╭──
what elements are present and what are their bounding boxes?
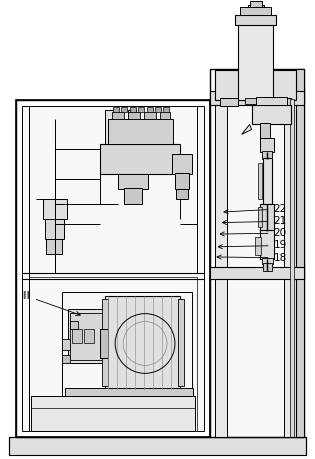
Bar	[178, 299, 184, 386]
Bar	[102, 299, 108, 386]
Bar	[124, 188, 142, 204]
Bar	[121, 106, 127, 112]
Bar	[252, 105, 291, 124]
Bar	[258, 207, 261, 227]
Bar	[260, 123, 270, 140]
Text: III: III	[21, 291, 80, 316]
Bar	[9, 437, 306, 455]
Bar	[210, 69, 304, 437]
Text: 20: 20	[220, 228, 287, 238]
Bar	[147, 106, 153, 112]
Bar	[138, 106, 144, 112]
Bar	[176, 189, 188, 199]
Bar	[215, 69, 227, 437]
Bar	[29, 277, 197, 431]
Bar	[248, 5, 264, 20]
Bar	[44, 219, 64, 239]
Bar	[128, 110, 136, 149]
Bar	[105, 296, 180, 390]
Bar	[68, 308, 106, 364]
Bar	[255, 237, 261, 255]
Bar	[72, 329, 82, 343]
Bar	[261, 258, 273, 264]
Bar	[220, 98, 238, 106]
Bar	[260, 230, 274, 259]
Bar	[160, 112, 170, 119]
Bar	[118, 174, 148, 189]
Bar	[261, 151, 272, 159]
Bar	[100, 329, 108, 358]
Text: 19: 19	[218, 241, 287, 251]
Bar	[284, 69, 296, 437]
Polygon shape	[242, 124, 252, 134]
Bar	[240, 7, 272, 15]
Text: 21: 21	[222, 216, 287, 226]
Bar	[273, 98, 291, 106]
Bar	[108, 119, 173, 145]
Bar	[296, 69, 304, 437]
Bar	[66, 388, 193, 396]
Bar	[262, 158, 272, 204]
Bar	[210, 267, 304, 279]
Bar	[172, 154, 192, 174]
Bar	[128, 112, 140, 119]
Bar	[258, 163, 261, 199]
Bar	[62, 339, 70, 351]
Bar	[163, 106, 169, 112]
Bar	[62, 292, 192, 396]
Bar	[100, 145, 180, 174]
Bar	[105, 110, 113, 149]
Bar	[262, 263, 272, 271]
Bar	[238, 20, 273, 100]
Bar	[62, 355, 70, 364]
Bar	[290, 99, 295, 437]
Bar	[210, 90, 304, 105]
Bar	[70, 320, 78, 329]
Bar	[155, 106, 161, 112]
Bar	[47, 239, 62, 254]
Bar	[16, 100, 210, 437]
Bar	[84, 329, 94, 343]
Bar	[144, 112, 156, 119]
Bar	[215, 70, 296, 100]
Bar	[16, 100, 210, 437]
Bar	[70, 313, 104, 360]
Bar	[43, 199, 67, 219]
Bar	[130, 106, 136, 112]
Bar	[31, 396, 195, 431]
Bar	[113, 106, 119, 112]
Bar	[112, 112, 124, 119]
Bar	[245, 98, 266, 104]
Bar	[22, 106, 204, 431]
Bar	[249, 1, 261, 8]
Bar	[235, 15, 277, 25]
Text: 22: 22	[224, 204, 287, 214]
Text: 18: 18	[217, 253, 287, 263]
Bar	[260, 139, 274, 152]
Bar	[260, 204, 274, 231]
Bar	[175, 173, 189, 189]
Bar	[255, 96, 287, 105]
╰──
Task objective >>
Turn the rows from the line containing "299, 184, 386]" up to and including the line containing "69, 227, 437]" into a numbered list, leaving out any blank lines.

Answer to the exercise >>
1. Bar	[178, 299, 184, 386]
2. Bar	[102, 299, 108, 386]
3. Bar	[124, 188, 142, 204]
4. Bar	[121, 106, 127, 112]
5. Bar	[252, 105, 291, 124]
6. Bar	[258, 207, 261, 227]
7. Bar	[260, 123, 270, 140]
8. Text: III: III	[21, 291, 80, 316]
9. Bar	[9, 437, 306, 455]
10. Bar	[210, 69, 304, 437]
11. Text: 20: 20	[220, 228, 287, 238]
12. Bar	[147, 106, 153, 112]
13. Bar	[138, 106, 144, 112]
14. Bar	[176, 189, 188, 199]
15. Bar	[215, 69, 227, 437]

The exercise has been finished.